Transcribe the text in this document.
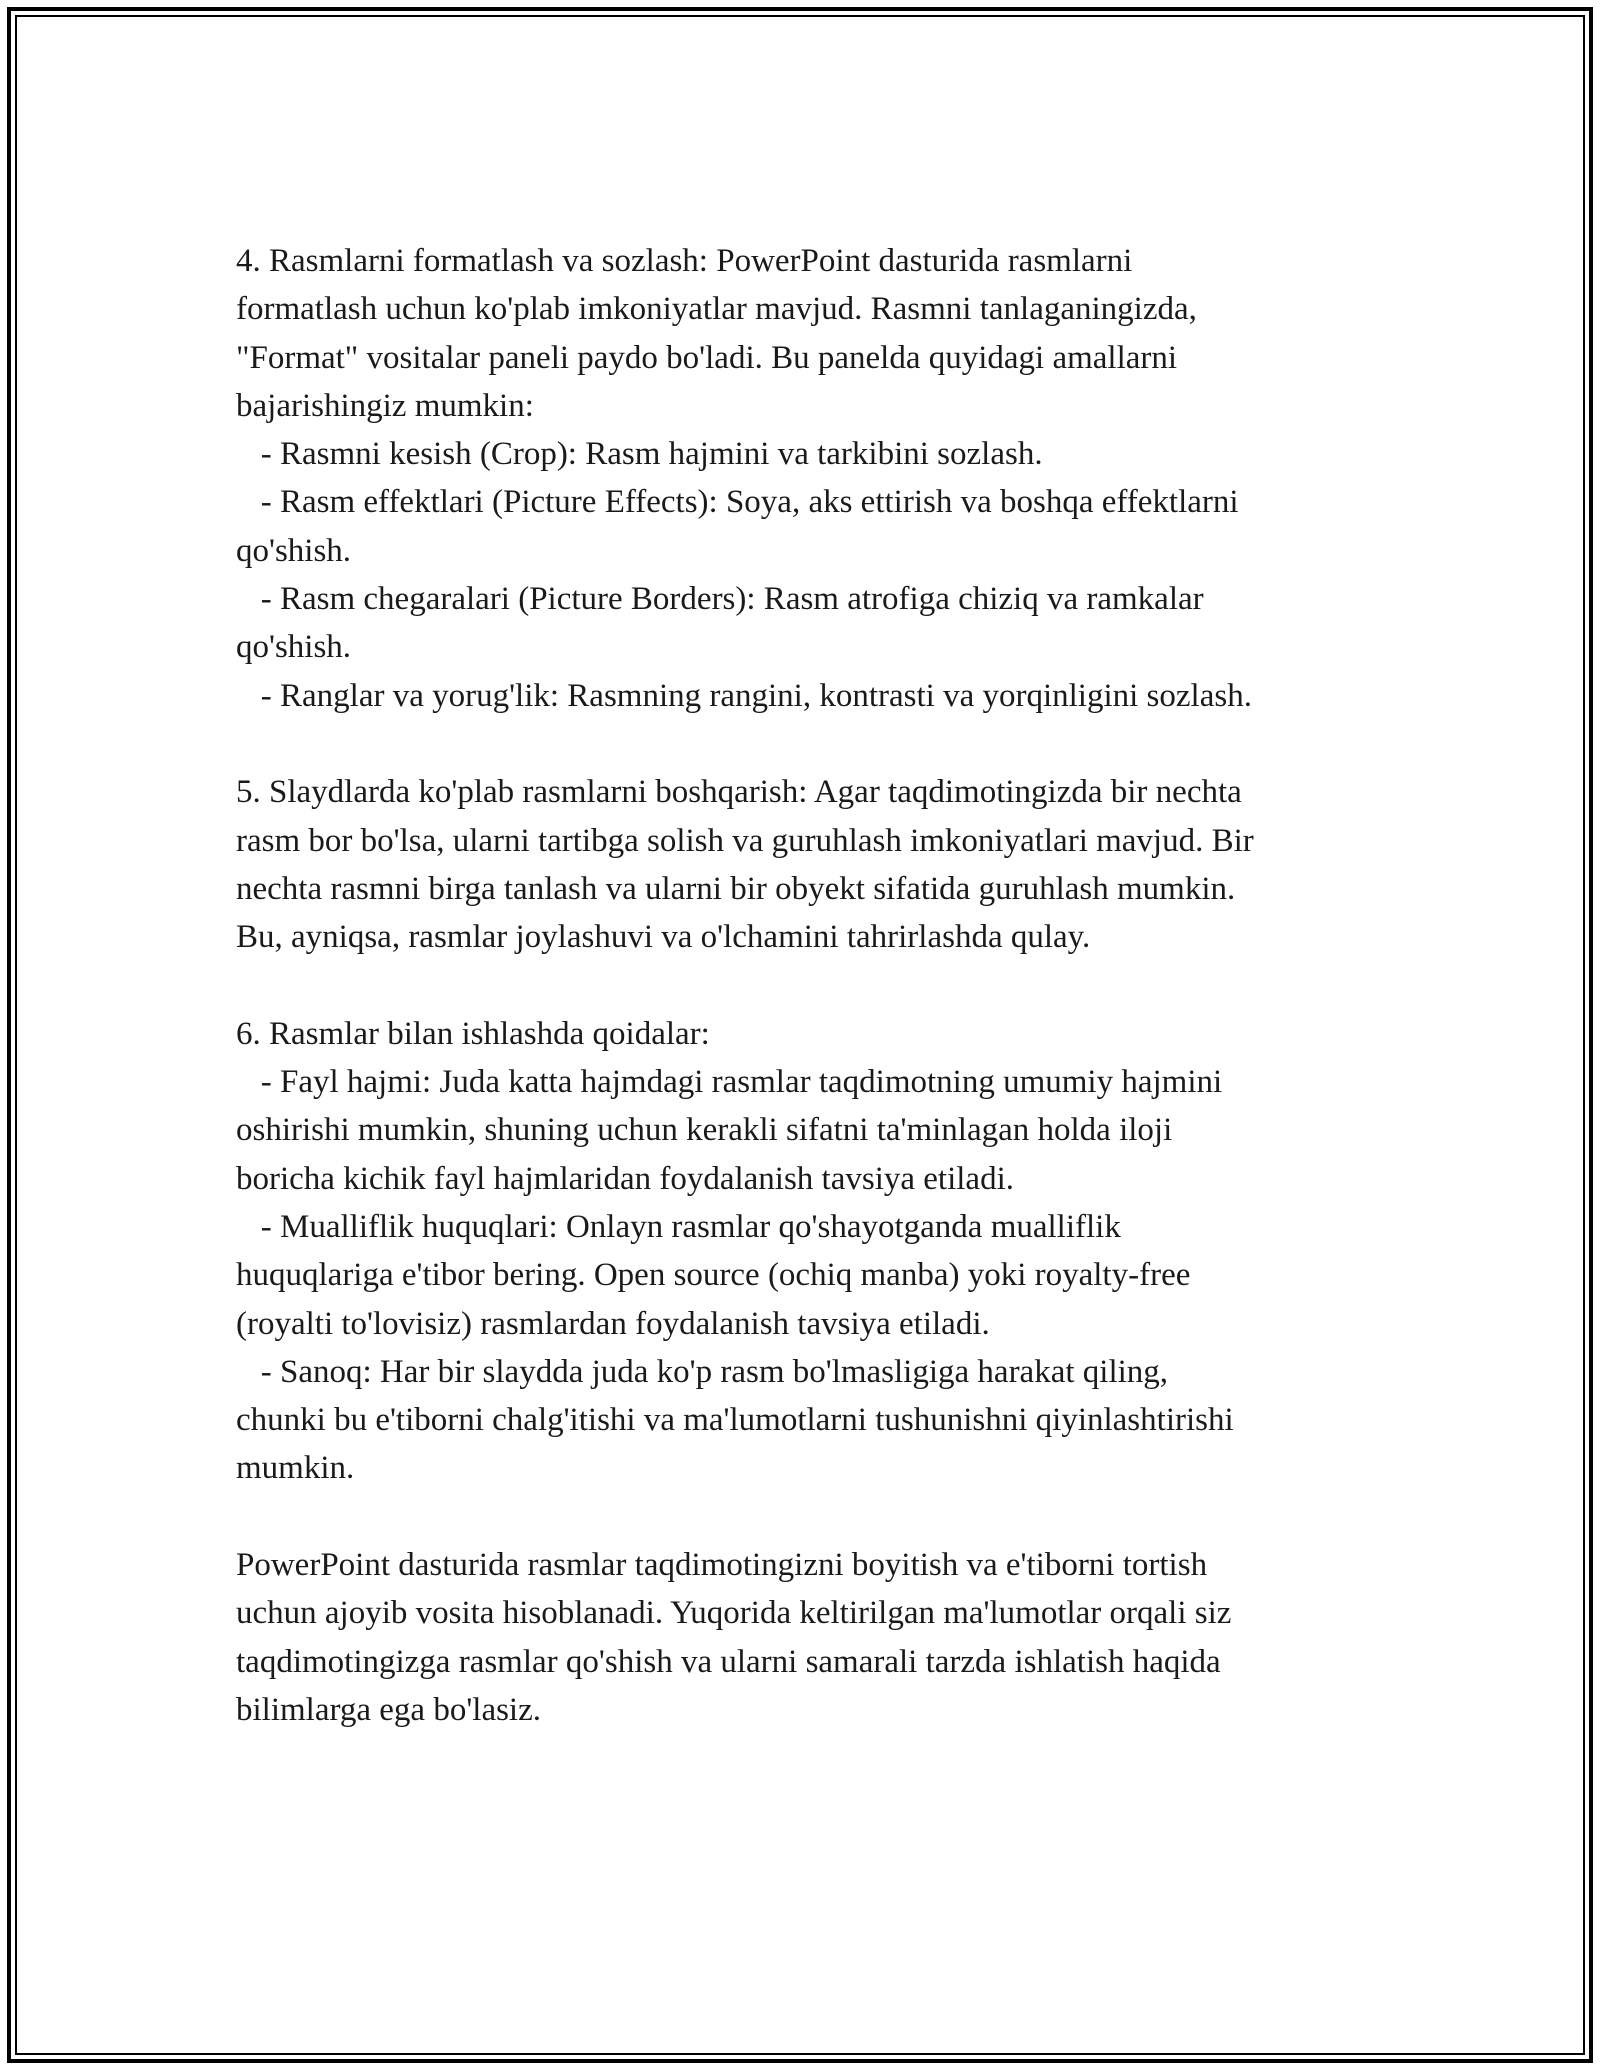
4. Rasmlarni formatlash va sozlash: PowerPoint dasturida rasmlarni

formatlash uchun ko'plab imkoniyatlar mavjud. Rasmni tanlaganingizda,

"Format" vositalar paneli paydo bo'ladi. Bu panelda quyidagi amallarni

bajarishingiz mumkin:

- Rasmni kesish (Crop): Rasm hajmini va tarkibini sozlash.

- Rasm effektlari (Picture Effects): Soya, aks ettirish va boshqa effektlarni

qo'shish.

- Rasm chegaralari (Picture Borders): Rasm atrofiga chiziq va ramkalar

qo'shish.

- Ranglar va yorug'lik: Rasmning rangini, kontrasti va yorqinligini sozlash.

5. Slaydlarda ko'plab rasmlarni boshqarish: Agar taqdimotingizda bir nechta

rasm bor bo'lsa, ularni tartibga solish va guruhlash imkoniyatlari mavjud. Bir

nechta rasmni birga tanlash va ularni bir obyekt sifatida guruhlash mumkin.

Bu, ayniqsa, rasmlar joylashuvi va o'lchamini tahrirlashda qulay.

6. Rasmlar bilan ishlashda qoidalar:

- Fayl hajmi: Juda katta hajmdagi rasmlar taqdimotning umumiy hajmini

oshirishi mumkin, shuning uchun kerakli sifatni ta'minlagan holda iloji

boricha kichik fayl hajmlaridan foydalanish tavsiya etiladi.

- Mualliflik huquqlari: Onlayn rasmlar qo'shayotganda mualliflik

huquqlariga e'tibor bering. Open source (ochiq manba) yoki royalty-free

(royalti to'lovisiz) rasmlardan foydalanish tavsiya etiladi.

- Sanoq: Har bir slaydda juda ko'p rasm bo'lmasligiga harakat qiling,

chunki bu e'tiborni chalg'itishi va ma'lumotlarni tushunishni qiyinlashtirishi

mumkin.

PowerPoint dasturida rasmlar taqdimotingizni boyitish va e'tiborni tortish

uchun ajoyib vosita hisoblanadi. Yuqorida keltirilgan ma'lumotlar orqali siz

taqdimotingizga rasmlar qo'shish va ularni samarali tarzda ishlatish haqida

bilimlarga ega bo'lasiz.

=====

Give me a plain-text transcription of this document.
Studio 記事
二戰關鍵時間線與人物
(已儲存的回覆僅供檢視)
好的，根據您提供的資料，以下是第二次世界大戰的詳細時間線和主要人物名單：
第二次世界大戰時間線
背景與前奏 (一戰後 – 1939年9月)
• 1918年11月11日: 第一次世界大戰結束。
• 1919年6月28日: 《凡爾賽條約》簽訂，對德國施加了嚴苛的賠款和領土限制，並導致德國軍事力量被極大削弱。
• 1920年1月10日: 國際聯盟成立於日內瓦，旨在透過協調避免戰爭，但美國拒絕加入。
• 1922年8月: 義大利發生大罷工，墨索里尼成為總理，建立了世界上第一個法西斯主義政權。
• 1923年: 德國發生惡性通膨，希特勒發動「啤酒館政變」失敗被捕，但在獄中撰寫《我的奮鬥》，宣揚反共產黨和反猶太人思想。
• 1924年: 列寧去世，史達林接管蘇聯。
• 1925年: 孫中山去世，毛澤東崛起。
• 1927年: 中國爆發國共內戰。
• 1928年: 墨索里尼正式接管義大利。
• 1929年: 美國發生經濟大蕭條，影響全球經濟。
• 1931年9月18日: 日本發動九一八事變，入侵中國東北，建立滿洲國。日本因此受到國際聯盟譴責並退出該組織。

=====

:: YOUR TASK ::
Filter the records, keeping only lines that contain "text", and show those lines.

:: RESULT OF THIS EXERCISE ::
Transcribe the text in this document.
Give me a plain-text transcription of this document.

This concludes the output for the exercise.